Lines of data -
-- -- --
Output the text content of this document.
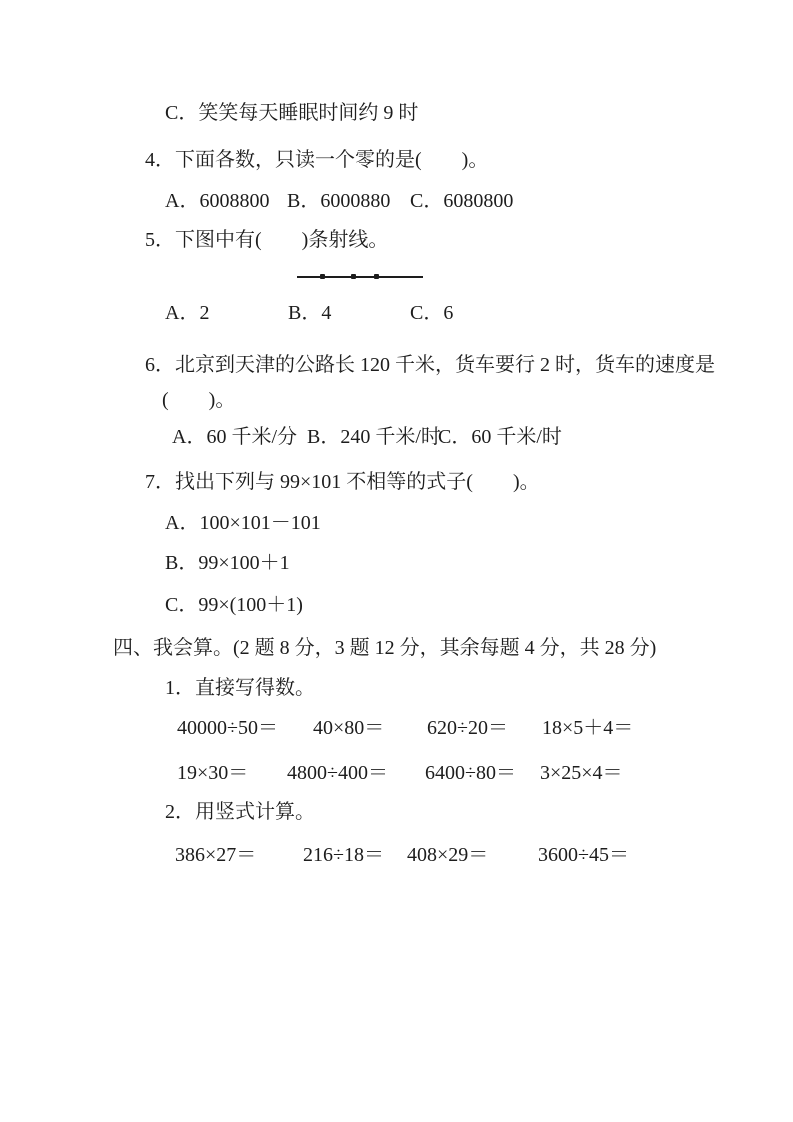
C．笑笑每天睡眠时间约 9 时
4．下面各数，只读一个零的是(        )。
A．6008800 B．6000880 C．6080800
5．下图中有(        )条射线。
A．2	B．4	C．6
6．北京到天津的公路长 120 千米，货车要行 2 时，货车的速度是
(        )。
A．60 千米/分 B．240 千米/时
C．60 千米/时
7．找出下列与 99×101 不相等的式子(        )。
A．100×101－101
B．99×100＋1
C．99×(100＋1)
四、我会算。(2 题 8 分，3 题 12 分，其余每题 4 分，共 28 分)
1．直接写得数。
40000÷50＝ 40×80＝ 620÷20＝ 18×5＋4＝
19×30＝ 4800÷400＝ 6400÷80＝ 3×25×4＝
2．用竖式计算。
386×27＝ 216÷18＝ 408×29＝ 3600÷45＝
-- -- --
JOB - Transcribe the full listing above exactly as it stands, minus the pictures.

THE OUTPUT -
Output the text content of this document.
C．笑笑每天睡眠时间约 9 时
4．下面各数，只读一个零的是(        )。
A．6008800 B．6000880 C．6080800
5．下图中有(        )条射线。
A．2	B．4	C．6
6．北京到天津的公路长 120 千米，货车要行 2 时，货车的速度是
(        )。
A．60 千米/分 B．240 千米/时
C．60 千米/时
7．找出下列与 99×101 不相等的式子(        )。
A．100×101－101
B．99×100＋1
C．99×(100＋1)
四、我会算。(2 题 8 分，3 题 12 分，其余每题 4 分，共 28 分)
1．直接写得数。
40000÷50＝ 40×80＝ 620÷20＝ 18×5＋4＝
19×30＝ 4800÷400＝ 6400÷80＝ 3×25×4＝
2．用竖式计算。
386×27＝ 216÷18＝ 408×29＝ 3600÷45＝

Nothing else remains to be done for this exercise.